> Direction: Update the lines below by changing every "Relative Humidity" to "Humidity" and keeping everything else the same. Leave out the picture.

> Supplied records:
════════════════════
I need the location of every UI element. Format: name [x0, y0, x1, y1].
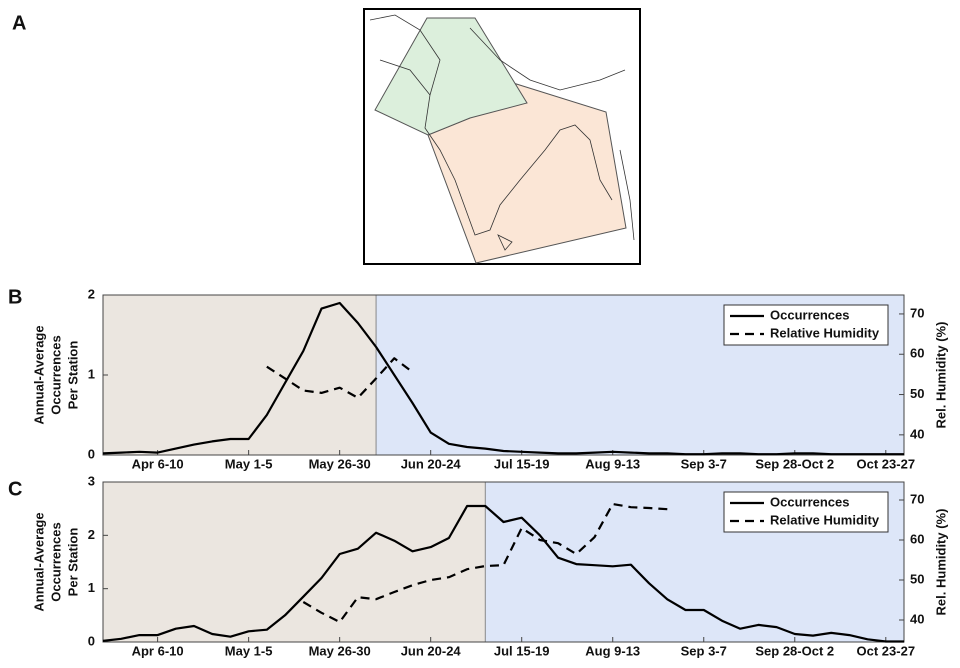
- data-line: [302, 502, 668, 624]
- legend-label: Relative Humidity: [770, 325, 880, 340]
- y-tick-label: 3: [88, 473, 95, 488]
- x-tick-label: Aug 9-13: [585, 456, 640, 471]
- y-axis-label: Occurrences: [48, 335, 63, 415]
- y2-tick-label: 60: [910, 346, 924, 361]
- panel-label: A: [12, 12, 26, 34]
- y2-axis-label: Rel. Humidity (%): [933, 509, 948, 616]
- legend: Occurrences Relative Humidity: [723, 491, 889, 533]
- y2-tick-label: 40: [910, 611, 924, 626]
- x-tick-label: Jul 15-19: [494, 643, 550, 658]
- y-axis-label: Occurrences: [48, 522, 63, 602]
- x-tick-label: Sep 28-Oct 2: [755, 456, 834, 471]
- y-axis-label: Annual-Average: [31, 325, 46, 424]
- x-tick-label: May 1-5: [225, 643, 273, 658]
- legend: Occurrences Relative Humidity: [723, 304, 889, 346]
- x-tick-label: Apr 6-10: [132, 643, 184, 658]
- y-tick-label: 2: [88, 286, 95, 301]
- x-tick-label: Aug 9-13: [585, 643, 640, 658]
- plot-frame: [102, 481, 905, 643]
- x-tick-label: May 26-30: [309, 643, 371, 658]
- legend-label: Occurrences: [770, 307, 850, 322]
- y2-tick-label: 50: [910, 571, 924, 586]
- y2-tick-label: 50: [910, 386, 924, 401]
- y-tick-label: 1: [88, 366, 95, 381]
- legend-box: [723, 304, 889, 346]
- x-tick-label: Oct 23-27: [857, 643, 916, 658]
- panel-label: C: [8, 478, 22, 500]
- legend-box: [723, 491, 889, 533]
- x-tick-label: Jul 15-19: [494, 456, 550, 471]
- map: [363, 8, 641, 265]
- y2-tick-label: 60: [910, 531, 924, 546]
- y-tick-label: 0: [88, 446, 95, 461]
- x-tick-label: Sep 3-7: [681, 456, 727, 471]
- y2-tick-label: 70: [910, 491, 924, 506]
- y2-axis-label: Rel. Humidity (%): [933, 322, 948, 429]
- y-tick-label: 1: [88, 580, 95, 595]
- shaded-region: [103, 482, 486, 642]
- x-tick-label: Jun 20-24: [401, 456, 462, 471]
- panel-label: B: [8, 286, 22, 308]
- y-axis-label: Per Station: [65, 528, 80, 597]
- x-tick-label: Jun 20-24: [401, 643, 462, 658]
- shaded-region: [103, 295, 377, 455]
- y-tick-label: 0: [88, 633, 95, 648]
- data-line: [102, 504, 904, 643]
- x-tick-label: May 26-30: [309, 456, 371, 471]
- region-north: [374, 17, 528, 136]
- data-line: [266, 357, 414, 399]
- x-tick-label: Sep 28-Oct 2: [755, 643, 834, 658]
- y-axis-label: Per Station: [65, 341, 80, 410]
- x-tick-label: Apr 6-10: [132, 456, 184, 471]
- legend-label: Occurrences: [770, 494, 850, 509]
- y-tick-label: 2: [88, 527, 95, 542]
- x-tick-label: Sep 3-7: [681, 643, 727, 658]
- x-tick-label: Oct 23-27: [857, 456, 916, 471]
- legend-label: Relative Humidity: [770, 512, 880, 527]
- x-tick-label: May 1-5: [225, 456, 273, 471]
- map-borders: [369, 14, 635, 251]
- y2-tick-label: 40: [910, 426, 924, 441]
- data-line: [102, 301, 904, 456]
- y-axis-label: Annual-Average: [31, 512, 46, 611]
- y2-tick-label: 70: [910, 305, 924, 320]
════════════════════
> Correct result:
I need the location of every UI element. Format: name [x0, y0, x1, y1].
- data-line: [302, 502, 668, 624]
- legend-label: Humidity: [770, 325, 880, 340]
- y-tick-label: 3: [88, 473, 95, 488]
- x-tick-label: Aug 9-13: [585, 456, 640, 471]
- y-axis-label: Occurrences: [48, 335, 63, 415]
- y2-tick-label: 60: [910, 346, 924, 361]
- panel-label: A: [12, 12, 26, 34]
- y2-axis-label: Rel. Humidity (%): [933, 509, 948, 616]
- legend: Occurrences Humidity: [723, 491, 889, 533]
- y2-tick-label: 40: [910, 611, 924, 626]
- x-tick-label: Jul 15-19: [494, 643, 550, 658]
- y-axis-label: Occurrences: [48, 522, 63, 602]
- x-tick-label: Sep 28-Oct 2: [755, 456, 834, 471]
- y-axis-label: Annual-Average: [31, 325, 46, 424]
- x-tick-label: May 1-5: [225, 643, 273, 658]
- legend: Occurrences Humidity: [723, 304, 889, 346]
- x-tick-label: Apr 6-10: [132, 643, 184, 658]
- y-tick-label: 2: [88, 286, 95, 301]
- x-tick-label: Aug 9-13: [585, 643, 640, 658]
- plot-frame: [102, 481, 905, 643]
- x-tick-label: May 26-30: [309, 643, 371, 658]
- legend-label: Occurrences: [770, 307, 850, 322]
- y2-tick-label: 50: [910, 571, 924, 586]
- y2-tick-label: 50: [910, 386, 924, 401]
- y-tick-label: 1: [88, 366, 95, 381]
- legend-box: [723, 304, 889, 346]
- x-tick-label: Oct 23-27: [857, 643, 916, 658]
- panel-label: C: [8, 478, 22, 500]
- legend-box: [723, 491, 889, 533]
- x-tick-label: Jul 15-19: [494, 456, 550, 471]
- map: [363, 8, 641, 265]
- y2-tick-label: 60: [910, 531, 924, 546]
- y-tick-label: 0: [88, 446, 95, 461]
- x-tick-label: Sep 3-7: [681, 456, 727, 471]
- y2-tick-label: 70: [910, 491, 924, 506]
- y2-axis-label: Rel. Humidity (%): [933, 322, 948, 429]
- y-tick-label: 1: [88, 580, 95, 595]
- shaded-region: [103, 482, 486, 642]
- x-tick-label: Jun 20-24: [401, 456, 462, 471]
- panel-label: B: [8, 286, 22, 308]
- y-axis-label: Per Station: [65, 528, 80, 597]
- x-tick-label: Jun 20-24: [401, 643, 462, 658]
- shaded-region: [103, 295, 377, 455]
- y-tick-label: 0: [88, 633, 95, 648]
- data-line: [102, 504, 904, 643]
- x-tick-label: May 26-30: [309, 456, 371, 471]
- region-north: [374, 17, 528, 136]
- data-line: [266, 357, 414, 399]
- x-tick-label: Sep 28-Oct 2: [755, 643, 834, 658]
- y-axis-label: Per Station: [65, 341, 80, 410]
- x-tick-label: Apr 6-10: [132, 456, 184, 471]
- legend-label: Occurrences: [770, 494, 850, 509]
- y-tick-label: 2: [88, 527, 95, 542]
- x-tick-label: Sep 3-7: [681, 643, 727, 658]
- x-tick-label: Oct 23-27: [857, 456, 916, 471]
- legend-label: Humidity: [770, 512, 880, 527]
- x-tick-label: May 1-5: [225, 456, 273, 471]
- map-borders: [369, 14, 635, 251]
- y2-tick-label: 40: [910, 426, 924, 441]
- data-line: [102, 301, 904, 456]
- y-axis-label: Annual-Average: [31, 512, 46, 611]
- y2-tick-label: 70: [910, 305, 924, 320]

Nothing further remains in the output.